━━━━━ SELECTED TEXT ━━━━━

Killing Fallon With Kindness, continued..
The Nature Conservancy, with Chisholm as its front-man, and the Environmental Defense Fund (EDF) occupied decisive seats along with Pelcyger in 1994 negotiations on Reid's farm-splitting act. By then, Graham had already spent more than two years ingratiating himself to the Lahontan Valley farmers and their own environmental organizations formed with the intention of self-preservation.
But, despite all his carefully-nurtured close local contacts in the valley, Graham and his EDF counterpart David Yardas held out on supreme moral high ground, insisting with restrained academic frustration that change was already under way on the old federal reclamation project, and that, at best, farmers could be given a 5-year period to come to grips with the inevitable legal loss of their water. The Nature Conservancy, as Graham suggests, stood ready as always to assist them to find a way that would be helpful to everybody.
Conservancy Fronting for Del Webb
That, evidently, is Chisholm's role -- to be helpful in assisting the sale of land for the greater cause of environmental protection. He's offended by suggestion of anything less than that high calling, but he fronts for Del Webb money just the same. It's an arrangement that seems to work out for the most heavily endowed environmental organization on the planet and their own private bank.
Randy Weishaupt hasn't said what he was paid by Del Webb for his 600-acres ranch and future visitor center, but chances are it was way beyond the county's $100,000 assessment. Most farmers in the valley, in fact, don't want to talk about what is being offered to them, although generations of small farm families are being lured off their land in the process.
And even so, BLM officials in Las Vegas doubt whether whatever's paid farm by farm will anywhere near match "dollar for dollar" what Del Webb has in mind to make from the land swap.
Churchill County Commissioner Gwen Washburn who took office last year after referring to federal bureaucrats as "playground bullies who make up their own rules," questioned good-guy Graham about it all and was told that "a good number" of the farms the Nature Conservancy is buying up in the valley would remain in agriculture and thus at least on the tax rolls for five years.
But when Washburn checked on the one property that Chisholm offered as proof of that, she found that the farmland would be offered only for temporary lease.
Still, other county officials hesitantly conceded that Graham's proclaimed "visitor center" in the showplace 1990 farmhouse with its panoramic view and broad living areas might be beneficial to the currently almost non-existent tourist trade on the wetlands.

━━━━━ DATASET ━━━━━

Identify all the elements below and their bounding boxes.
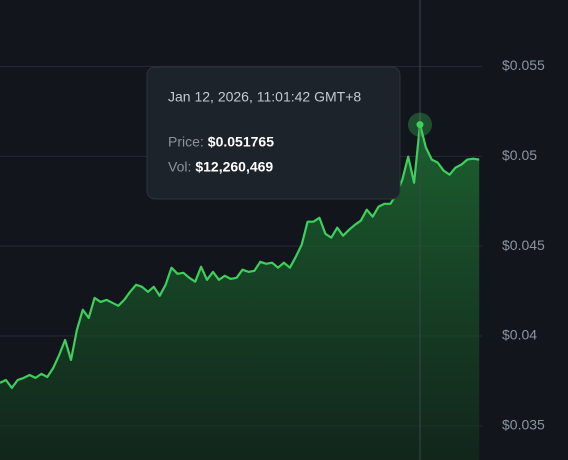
- hover-point: [416, 121, 424, 129]
- tooltip-price: $0.051765: [208, 134, 274, 150]
- y-tick-label: $0.04: [502, 327, 537, 343]
- y-tick-label: $0.045: [502, 237, 545, 253]
- tooltip-vol: $12,260,469: [195, 159, 273, 175]
- tooltip-box: [146, 66, 401, 200]
- y-tick-label: $0.05: [502, 147, 537, 163]
- area: [0, 124, 480, 460]
- y-tick-label: $0.035: [502, 417, 545, 433]
- tooltip-time: Jan 12, 2026, 11:01:42 GMT+8: [168, 89, 361, 105]
- tooltip-vol-label: Vol:: [168, 159, 191, 175]
- tooltip-price-label: Price:: [168, 134, 204, 150]
- y-tick-label: $0.055: [502, 57, 545, 73]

━━━━━

* [WORK INSTRUCTIONS] In the Lahontan Valley article, what was the county's assessment of Randy Weishaupt's 600-acre ranch?

* [WORKED SOLUTION] $100,000